- Working data:
##############################

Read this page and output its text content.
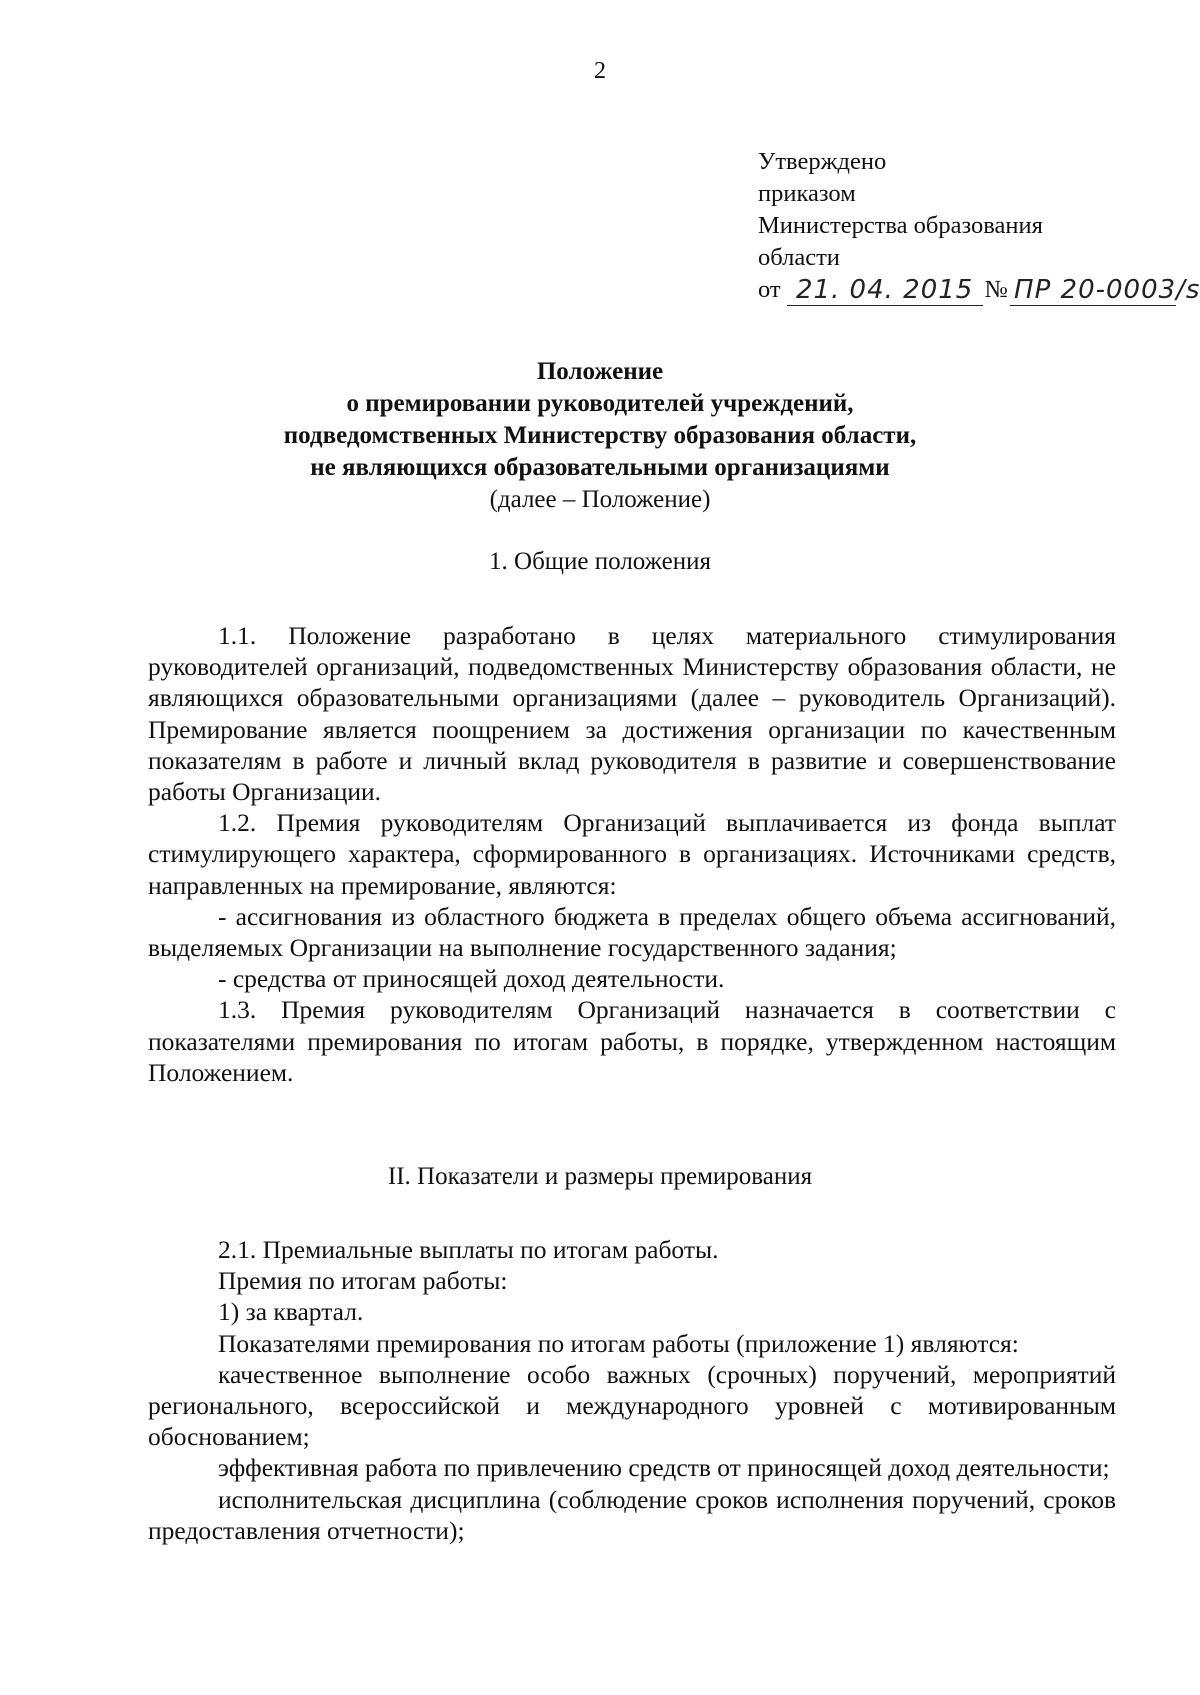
2
Утверждено
приказом
Министерства образования
области
от 21. 04. 2015 № ПР 20-0003/s
Положение
о премировании руководителей учреждений,
подведомственных Министерству образования области,
не являющихся образовательными организациями
(далее – Положение)
1. Общие положения

1.1. Положение разработано в целях материального стимулирования руководителей организаций, подведомственных Министерству образования области, не являющихся образовательными организациями (далее – руководитель Организаций). Премирование является поощрением за достижения организации по качественным показателям в работе и личный вклад руководителя в развитие и совершенствование работы Организации.

1.2. Премия руководителям Организаций выплачивается из фонда выплат стимулирующего характера, сформированного в организациях. Источниками средств, направленных на премирование, являются:

- ассигнования из областного бюджета в пределах общего объема ассигнований, выделяемых Организации на выполнение государственного задания;

- средства от приносящей доход деятельности.

1.3. Премия руководителям Организаций назначается в соответствии с показателями премирования по итогам работы, в порядке, утвержденном настоящим Положением.

II. Показатели и размеры премирования

2.1. Премиальные выплаты по итогам работы.

Премия по итогам работы:

1) за квартал.

Показателями премирования по итогам работы (приложение 1) являются:

качественное выполнение особо важных (срочных) поручений, мероприятий регионального, всероссийской и международного уровней с мотивированным обоснованием;

эффективная работа по привлечению средств от приносящей доход деятельности;

исполнительская дисциплина (соблюдение сроков исполнения поручений, сроков предоставления отчетности);
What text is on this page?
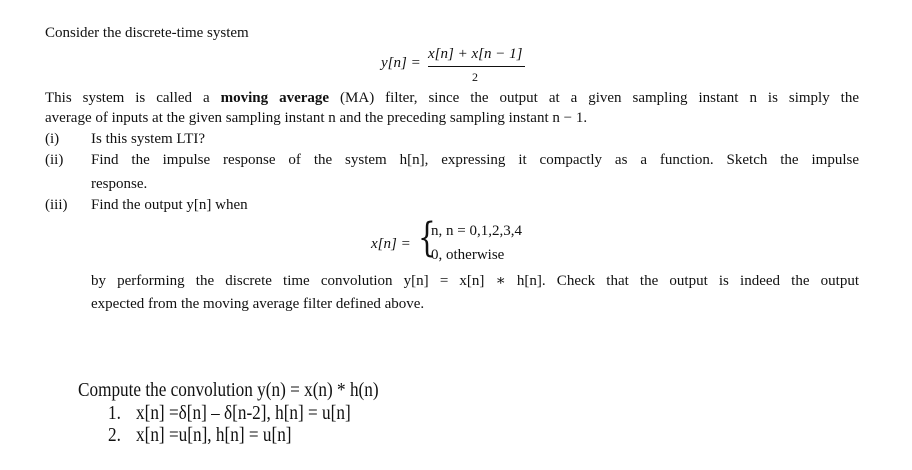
Consider the discrete-time system
y[n] =
x[n] + x[n − 1]
2
This system is called a moving average (MA) filter, since the output at a given sampling instant n is simply the
average of inputs at the given sampling instant n and the preceding sampling instant n − 1.
(i) Is this system LTI?
(ii) Find the impulse response of the system h[n], expressing it compactly as a function. Sketch the impulse
response.
(iii) Find the output y[n] when
x[n] = {
n, n = 0,1,2,3,4
0, otherwise
by performing the discrete time convolution y[n] = x[n] ∗ h[n]. Check that the output is indeed the output
expected from the moving average filter defined above.
Compute the convolution y(n) = x(n) * h(n)
1. x[n] =δ[n] – δ[n-2], h[n] = u[n]
2. x[n] =u[n], h[n] = u[n]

##############################

- Task objective: Pictures don't belong in the copy. Transcribe every record exactly as it appears.

- Solved exercise:
Read this page and output its text content.
2
Утверждено
приказом
Министерства образования
области
от 21. 04. 2015 № ПР 20-0003/s
Положение
о премировании руководителей учреждений,
подведомственных Министерству образования области,
не являющихся образовательными организациями
(далее – Положение)
1. Общие положения

1.1. Положение разработано в целях материального стимулирования руководителей организаций, подведомственных Министерству образования области, не являющихся образовательными организациями (далее – руководитель Организаций). Премирование является поощрением за достижения организации по качественным показателям в работе и личный вклад руководителя в развитие и совершенствование работы Организации.

1.2. Премия руководителям Организаций выплачивается из фонда выплат стимулирующего характера, сформированного в организациях. Источниками средств, направленных на премирование, являются:

- ассигнования из областного бюджета в пределах общего объема ассигнований, выделяемых Организации на выполнение государственного задания;

- средства от приносящей доход деятельности.

1.3. Премия руководителям Организаций назначается в соответствии с показателями премирования по итогам работы, в порядке, утвержденном настоящим Положением.

II. Показатели и размеры премирования

2.1. Премиальные выплаты по итогам работы.

Премия по итогам работы:

1) за квартал.

Показателями премирования по итогам работы (приложение 1) являются:

качественное выполнение особо важных (срочных) поручений, мероприятий регионального, всероссийской и международного уровней с мотивированным обоснованием;

эффективная работа по привлечению средств от приносящей доход деятельности;

исполнительская дисциплина (соблюдение сроков исполнения поручений, сроков предоставления отчетности);
What text is on this page?
Consider the discrete-time system
y[n] =
x[n] + x[n − 1]
2
This system is called a moving average (MA) filter, since the output at a given sampling instant n is simply the
average of inputs at the given sampling instant n and the preceding sampling instant n − 1.
(i) Is this system LTI?
(ii) Find the impulse response of the system h[n], expressing it compactly as a function. Sketch the impulse
response.
(iii) Find the output y[n] when
x[n] = {
n, n = 0,1,2,3,4
0, otherwise
by performing the discrete time convolution y[n] = x[n] ∗ h[n]. Check that the output is indeed the output
expected from the moving average filter defined above.
Compute the convolution y(n) = x(n) * h(n)
1. x[n] =δ[n] – δ[n-2], h[n] = u[n]
2. x[n] =u[n], h[n] = u[n]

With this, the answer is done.